**Testo di partenza:**
————
Dan Murphy, Liz Hooper e Andrew Bojanic, come tutti i ragazzi cresciuti a pane e musica, da giovani hanno imparato a suonare uno strumento e hanno iniziato a fare concerti in giro, facendo parte di qualche band. Dan in particolare, cantante e chitarrista del Montana, ha iniziato al liceo, arrivando addirittura a fare tournée a livello nazionale grazie a delle capacità vocali non indifferenti e non così diffuse nel mondo del rock. Come succede per moltissimi, però, non sfondò, e il suo coinvolgimento in vari progetti musicali lo portò a Los Angeles e a incontrare Liz e Andrew.

 

Liz e Andrew sono due australiani emigrati a Los Angeles, la cui passione per la musica, nonostante il tacito sogno nel cassetto di poter diventare una band, li ha portati a fare la scelta più responsabile: lavorare come autori di canzoni e produttori prima come parte del team Matrix, vincitore di diversi Grammy, poi sotto lo pseudonimo di Wizardz Of Oz, lavorando con artisti da Avril Lavigne a Britney Spears agli Halestorm.
————
**Blocco dati:**

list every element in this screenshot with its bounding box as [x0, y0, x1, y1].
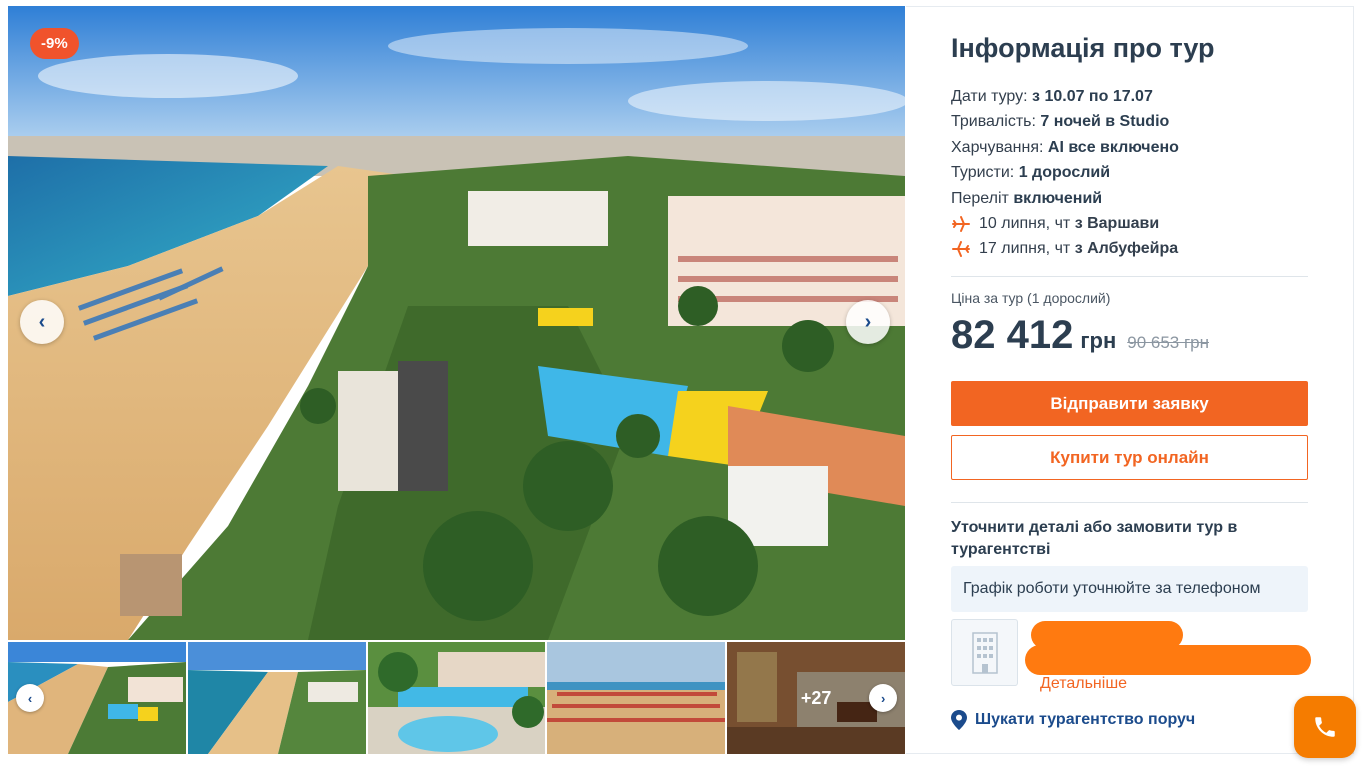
————
**Consegna 1:** Nel testo sui tre musicisti, quali artisti vengono nominati tra quelli con cui hanno lavorato Liz e Andrew?
**Consegna 2:** Con quale pseudonimo hanno lavorato Liz e Andrew dopo l'esperienza nel team Matrix, secondo il testo sui tre musicisti?
**Consegna 3:** Prosegui il testo sui tre musicisti a partire dal punto in cui si interrompe.

**Risultato 1:** Avril Lavigne, Britney Spears, Halestorm

**Risultato 2:** Wizardz Of Oz

**Risultato 3:**
Dopo qualche anno, stufi di lavorare nel mondo del pop, hanno iniziato a concentrarsi su produzioni rock e metal per film, televisione e videogiochi. Sotto Extreme Music, un’azienda che crea e concede in licenza musica per l'uso in televisione, film, pubblicità e media online, si sono fatti un nome realizzando musica per produzioni molto note: in serie TV come Bones, Criminal Minds e Vampire Diaries, in diversi film e pubblicità, in giochi come Mortal Kombat e in eventi sportivi dal vivo come quelli di wrestling della WWE.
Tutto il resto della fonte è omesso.